### Exercise
Copy every line of the records below word for word, but leave out the pictures.

Excerpt from a dataset

= = = =

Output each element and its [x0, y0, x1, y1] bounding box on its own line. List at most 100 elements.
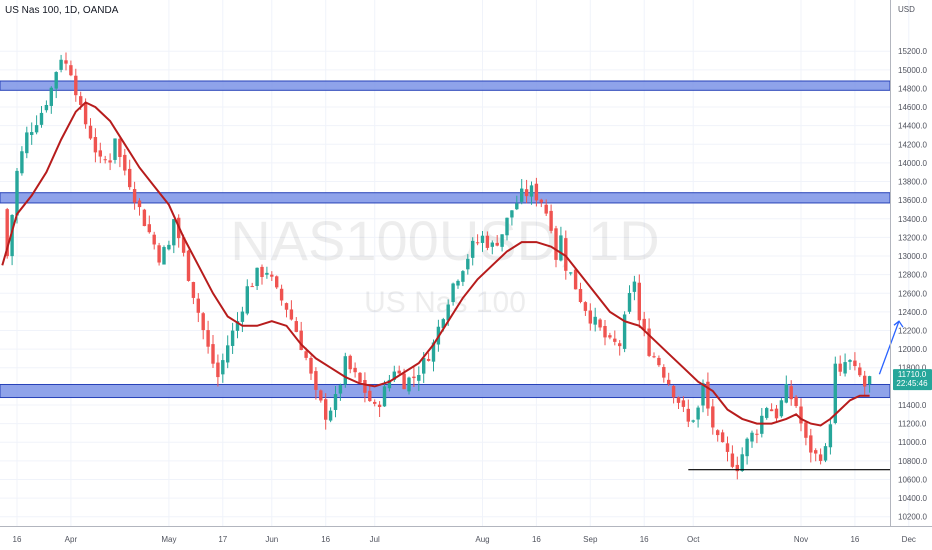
candle-body	[593, 316, 597, 325]
candle-body	[515, 203, 519, 210]
y-tick-label: 12600.0	[898, 289, 927, 298]
candle-body	[598, 319, 602, 328]
candle-body	[358, 372, 362, 383]
candle-body	[814, 450, 818, 454]
candle-body	[706, 381, 710, 409]
candle-body	[828, 424, 833, 448]
candle-body	[93, 137, 98, 153]
resistance-zone	[0, 80, 891, 91]
candle-body	[539, 199, 543, 203]
candle-body	[750, 432, 754, 442]
candle-body	[348, 355, 352, 370]
candle-body	[622, 314, 627, 349]
candle-body	[632, 281, 637, 292]
price-axis[interactable]: 15200.0 15000.0 14800.0 14600.0 14400.0 14200…	[898, 47, 927, 521]
candle-body	[529, 185, 534, 197]
candle-body	[162, 247, 166, 265]
candle-body	[662, 367, 666, 378]
candle-body	[103, 159, 107, 161]
candle-body	[294, 321, 298, 332]
candle-body	[191, 282, 196, 298]
y-tick-label: 14000.0	[898, 159, 927, 168]
candle-body	[618, 343, 622, 347]
candle-body	[843, 362, 847, 374]
candle-body	[201, 313, 205, 331]
time-axis[interactable]: 16 Apr May 17 Jun 16 Jul Aug 16 Sep 16 Oct Nov 16 Dec	[13, 535, 916, 544]
candle-body	[711, 406, 715, 428]
candle-body	[382, 386, 387, 407]
candle-body	[265, 272, 269, 275]
candle-body	[603, 326, 607, 338]
candle-body	[368, 390, 372, 402]
candle-body	[30, 132, 34, 135]
candle-body	[206, 330, 210, 347]
y-tick-label: 12200.0	[898, 326, 927, 335]
candle-body	[500, 234, 504, 247]
candle-body	[838, 363, 842, 372]
candle-body	[69, 65, 73, 76]
candle-body	[255, 267, 259, 287]
candle-body	[818, 454, 823, 461]
x-tick-label: Apr	[65, 535, 78, 544]
candle-body	[250, 286, 254, 288]
candle-body	[260, 266, 264, 278]
price-tag-countdown: 22:45:46	[896, 379, 928, 388]
candle-body	[221, 360, 225, 375]
candle-body	[279, 288, 284, 301]
y-tick-label: 12000.0	[898, 345, 927, 354]
candle-body	[613, 338, 617, 342]
x-tick-label: May	[161, 535, 176, 544]
price-tag-box	[893, 369, 932, 391]
chart-title: US Nas 100, 1D, OANDA	[5, 5, 119, 16]
candle-body	[108, 160, 112, 163]
candle-body	[309, 357, 313, 374]
candle-body	[853, 360, 857, 367]
candle-body	[554, 228, 558, 260]
candle-body	[211, 344, 215, 364]
candle-body	[510, 210, 514, 218]
x-tick-label: Sep	[583, 535, 598, 544]
y-tick-label: 14200.0	[898, 140, 927, 149]
candle-body	[167, 244, 171, 250]
candle-body	[132, 189, 137, 203]
candle-body	[392, 371, 396, 380]
candle-body	[147, 224, 151, 233]
candle-body	[686, 408, 690, 422]
candle-body	[701, 383, 705, 406]
candle-body	[637, 282, 641, 321]
candle-body	[735, 464, 739, 472]
candle-body	[667, 379, 671, 385]
x-tick-label: Aug	[475, 535, 489, 544]
candle-body	[54, 72, 58, 89]
candle-body	[98, 150, 102, 157]
candle-body	[402, 373, 406, 390]
candle-body	[779, 400, 784, 417]
candle-body	[397, 370, 401, 374]
candle-body	[765, 408, 769, 418]
candle-body	[642, 318, 646, 331]
candle-body	[569, 272, 573, 274]
currency-label: USD	[898, 5, 915, 14]
candle-body	[716, 430, 720, 436]
candle-body	[774, 408, 779, 419]
candle-body	[833, 363, 837, 423]
y-tick-label: 11000.0	[898, 438, 927, 447]
candle-body	[34, 125, 39, 133]
candle-body	[314, 371, 318, 390]
candle-body	[490, 242, 494, 247]
candle-body	[128, 168, 132, 188]
candle-body	[59, 59, 63, 70]
candle-body	[270, 274, 274, 277]
candle-body	[441, 319, 445, 329]
candle-body	[446, 304, 450, 321]
candle-body	[809, 435, 813, 453]
candle-body	[456, 280, 460, 286]
candle-body	[480, 235, 485, 243]
candle-body	[289, 309, 294, 320]
candle-body	[377, 404, 382, 408]
price-tag: 11710.0 22:45:46	[893, 369, 932, 391]
candle-body	[495, 242, 499, 246]
candle-body	[15, 170, 19, 216]
candle-body	[245, 286, 249, 314]
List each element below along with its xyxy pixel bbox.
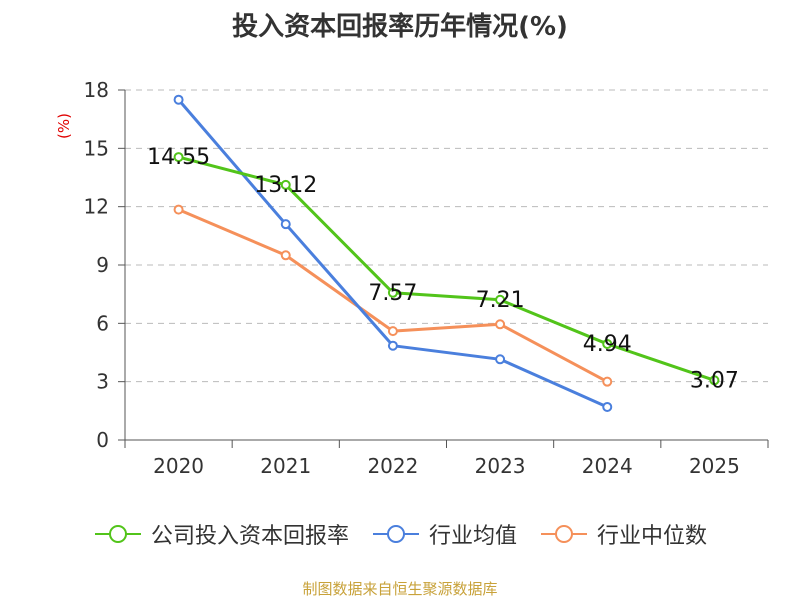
axis-layer: 0 3 6 9 12 15 18 2020 2021 2022 2023 2024 2025 [84, 78, 769, 478]
data-point-average [280, 219, 291, 230]
legend-company-label: 公司投入资本回报率 [150, 524, 349, 549]
data-label-company: 3.07 [690, 368, 739, 393]
data-label-company: 4.94 [583, 332, 632, 357]
y-tick-label: 9 [96, 253, 109, 277]
x-tick-label: 2022 [367, 454, 418, 478]
legend-median-marker-icon [541, 525, 587, 543]
x-tick-label: 2024 [582, 454, 633, 478]
series-layer [173, 94, 720, 412]
data-point-average [602, 401, 613, 412]
series-line-average [177, 98, 608, 409]
x-tick-label: 2025 [689, 454, 740, 478]
legend-median-label: 行业中位数 [597, 524, 708, 549]
series-line-company [178, 155, 715, 382]
legend-average-label: 行业均值 [428, 524, 517, 549]
data-point-median [495, 319, 506, 330]
data-label-company: 7.21 [476, 288, 525, 313]
legend-item-company[interactable]: 公司投入资本回报率 [93, 518, 349, 550]
data-point-median [387, 326, 398, 337]
data-point-company [495, 294, 506, 305]
legend: 公司投入资本回报率 行业均值 行业中位数 [0, 518, 800, 550]
data-source-note: 制图数据来自恒生聚源数据库 [302, 580, 498, 598]
x-tick-label: 2020 [153, 454, 204, 478]
x-tick-label: 2023 [475, 454, 526, 478]
data-point-company [709, 375, 720, 386]
data-point-median [602, 376, 613, 387]
legend-company-marker-icon [94, 525, 141, 543]
y-tick-label: 3 [96, 370, 109, 394]
data-point-company [280, 179, 291, 190]
data-point-company [387, 287, 398, 298]
y-tick-label: 15 [84, 136, 109, 160]
data-label-layer: 14.55 13.12 7.57 7.21 4.94 3.07 [147, 145, 739, 393]
y-tick-label: 18 [84, 78, 109, 102]
data-point-average [173, 94, 184, 105]
chart-title: 投入资本回报率历年情况(%) [232, 12, 568, 42]
y-tick-label: 12 [84, 195, 109, 219]
y-tick-label: 6 [96, 311, 109, 335]
data-point-median [173, 204, 184, 215]
data-label-company: 14.55 [147, 145, 210, 170]
grid-layer [125, 89, 768, 383]
data-point-average [387, 340, 398, 351]
data-point-company [602, 338, 613, 349]
legend-item-average[interactable]: 行业均值 [371, 518, 517, 550]
data-point-average [495, 354, 506, 365]
data-label-company: 7.57 [368, 281, 417, 306]
x-tick-label: 2021 [260, 454, 311, 478]
data-point-company [173, 152, 184, 163]
data-point-median [280, 250, 291, 261]
legend-average-marker-icon [372, 525, 419, 543]
legend-item-median[interactable]: 行业中位数 [539, 518, 707, 550]
data-label-company: 13.12 [254, 173, 317, 198]
y-tick-label: 0 [96, 428, 109, 452]
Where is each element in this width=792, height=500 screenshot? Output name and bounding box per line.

= = = =

### Completed exercise
Output each element and its [x0, y0, x1, y1] bounding box on its own line. List at most 100 elements.
candle-body	[593, 316, 597, 325]
candle-body	[515, 203, 519, 210]
y-tick-label: 12600.0	[898, 289, 927, 298]
candle-body	[598, 319, 602, 328]
candle-body	[358, 372, 362, 383]
candle-body	[814, 450, 818, 454]
candle-body	[706, 381, 710, 409]
candle-body	[828, 424, 833, 448]
candle-body	[93, 137, 98, 153]
resistance-zone	[0, 80, 891, 91]
candle-body	[539, 199, 543, 203]
candle-body	[750, 432, 754, 442]
candle-body	[348, 355, 352, 370]
candle-body	[622, 314, 627, 349]
candle-body	[632, 281, 637, 292]
price-axis[interactable]: 15200.0 15000.0 14800.0 14600.0 14400.0 14200…	[898, 47, 927, 521]
candle-body	[529, 185, 534, 197]
candle-body	[162, 247, 166, 265]
candle-body	[662, 367, 666, 378]
candle-body	[103, 159, 107, 161]
candle-body	[294, 321, 298, 332]
candle-body	[191, 282, 196, 298]
y-tick-label: 14000.0	[898, 159, 927, 168]
candle-body	[618, 343, 622, 347]
candle-body	[843, 362, 847, 374]
candle-body	[201, 313, 205, 331]
time-axis[interactable]: 16 Apr May 17 Jun 16 Jul Aug 16 Sep 16 Oct Nov 16 Dec	[13, 535, 916, 544]
candle-body	[711, 406, 715, 428]
candle-body	[382, 386, 387, 407]
candle-body	[265, 272, 269, 275]
candle-body	[603, 326, 607, 338]
candle-body	[368, 390, 372, 402]
candle-body	[30, 132, 34, 135]
candle-body	[206, 330, 210, 347]
y-tick-label: 12200.0	[898, 326, 927, 335]
candle-body	[500, 234, 504, 247]
candle-body	[838, 363, 842, 372]
candle-body	[69, 65, 73, 76]
candle-body	[255, 267, 259, 287]
candle-body	[818, 454, 823, 461]
x-tick-label: Apr	[65, 535, 78, 544]
candle-body	[250, 286, 254, 288]
candle-body	[260, 266, 264, 278]
price-tag-countdown: 22:45:46	[896, 379, 928, 388]
candle-body	[221, 360, 225, 375]
candle-body	[279, 288, 284, 301]
y-tick-label: 12000.0	[898, 345, 927, 354]
candle-body	[613, 338, 617, 342]
x-tick-label: May	[161, 535, 176, 544]
price-tag-box	[893, 369, 932, 391]
chart-title: US Nas 100, 1D, OANDA	[5, 5, 119, 16]
candle-body	[108, 160, 112, 163]
candle-body	[309, 357, 313, 374]
candle-body	[853, 360, 857, 367]
candle-body	[554, 228, 558, 260]
candle-body	[211, 344, 215, 364]
candle-body	[510, 210, 514, 218]
x-tick-label: Sep	[583, 535, 598, 544]
y-tick-label: 14200.0	[898, 140, 927, 149]
candle-body	[167, 244, 171, 250]
candle-body	[132, 189, 137, 203]
candle-body	[392, 371, 396, 380]
candle-body	[147, 224, 151, 233]
candle-body	[686, 408, 690, 422]
candle-body	[701, 383, 705, 406]
candle-body	[637, 282, 641, 321]
candle-body	[735, 464, 739, 472]
candle-body	[667, 379, 671, 385]
x-tick-label: Aug	[475, 535, 489, 544]
candle-body	[54, 72, 58, 89]
candle-body	[98, 150, 102, 157]
candle-body	[402, 373, 406, 390]
candle-body	[779, 400, 784, 417]
candle-body	[397, 370, 401, 374]
candle-body	[765, 408, 769, 418]
candle-body	[642, 318, 646, 331]
candle-body	[569, 272, 573, 274]
currency-label: USD	[898, 5, 915, 14]
candle-body	[716, 430, 720, 436]
candle-body	[774, 408, 779, 419]
candle-body	[833, 363, 837, 423]
y-tick-label: 11000.0	[898, 438, 927, 447]
candle-body	[34, 125, 39, 133]
candle-body	[314, 371, 318, 390]
candle-body	[490, 242, 494, 247]
candle-body	[128, 168, 132, 188]
candle-body	[59, 59, 63, 70]
candle-body	[270, 274, 274, 277]
candle-body	[441, 319, 445, 329]
candle-body	[446, 304, 450, 321]
candle-body	[809, 435, 813, 453]
candle-body	[456, 280, 460, 286]
candle-body	[480, 235, 485, 243]
candle-body	[289, 309, 294, 320]
candle-body	[377, 404, 382, 408]
price-tag: 11710.0 22:45:46	[893, 369, 932, 391]
candle-body	[495, 242, 499, 246]
candle-body	[15, 170, 19, 216]
candle-body	[245, 286, 249, 314]
List each element below along with its xyxy pixel bbox.
axis-layer: 0 3 6 9 12 15 18 2020 2021 2022 2023 2024 2025 [84, 78, 769, 478]
data-point-average [280, 219, 291, 230]
legend-company-label: 公司投入资本回报率 [150, 524, 349, 549]
data-label-company: 3.07 [690, 368, 739, 393]
data-label-company: 4.94 [583, 332, 632, 357]
y-tick-label: 9 [96, 253, 109, 277]
x-tick-label: 2022 [367, 454, 418, 478]
legend-median-marker-icon [541, 525, 587, 543]
x-tick-label: 2024 [582, 454, 633, 478]
series-layer [173, 94, 720, 412]
data-point-average [602, 401, 613, 412]
series-line-average [177, 98, 608, 409]
x-tick-label: 2025 [689, 454, 740, 478]
legend-median-label: 行业中位数 [597, 524, 708, 549]
series-line-company [178, 155, 715, 382]
legend-average-label: 行业均值 [428, 524, 517, 549]
data-point-median [495, 319, 506, 330]
data-label-company: 7.21 [476, 288, 525, 313]
legend-item-company[interactable]: 公司投入资本回报率 [93, 518, 349, 550]
data-point-median [387, 326, 398, 337]
data-point-company [495, 294, 506, 305]
legend: 公司投入资本回报率 行业均值 行业中位数 [0, 518, 800, 550]
data-source-note: 制图数据来自恒生聚源数据库 [302, 580, 498, 598]
x-tick-label: 2020 [153, 454, 204, 478]
x-tick-label: 2023 [475, 454, 526, 478]
data-point-company [709, 375, 720, 386]
data-point-median [602, 376, 613, 387]
legend-company-marker-icon [94, 525, 141, 543]
y-tick-label: 3 [96, 370, 109, 394]
data-point-company [280, 179, 291, 190]
data-point-company [387, 287, 398, 298]
y-tick-label: 15 [84, 136, 109, 160]
data-label-layer: 14.55 13.12 7.57 7.21 4.94 3.07 [147, 145, 739, 393]
y-tick-label: 18 [84, 78, 109, 102]
data-point-average [173, 94, 184, 105]
chart-title: 投入资本回报率历年情况(%) [232, 12, 568, 42]
y-tick-label: 12 [84, 195, 109, 219]
y-tick-label: 6 [96, 311, 109, 335]
data-point-median [173, 204, 184, 215]
data-label-company: 14.55 [147, 145, 210, 170]
grid-layer [125, 89, 768, 383]
data-point-average [387, 340, 398, 351]
data-point-company [602, 338, 613, 349]
legend-item-average[interactable]: 行业均值 [371, 518, 517, 550]
data-point-average [495, 354, 506, 365]
data-label-company: 7.57 [368, 281, 417, 306]
x-tick-label: 2021 [260, 454, 311, 478]
data-point-company [173, 152, 184, 163]
data-point-median [280, 250, 291, 261]
legend-average-marker-icon [372, 525, 419, 543]
legend-item-median[interactable]: 行业中位数 [539, 518, 707, 550]
data-label-company: 13.12 [254, 173, 317, 198]
y-tick-label: 0 [96, 428, 109, 452]
Where is each element in this width=792, height=500 screenshot? Output name and bounding box per line.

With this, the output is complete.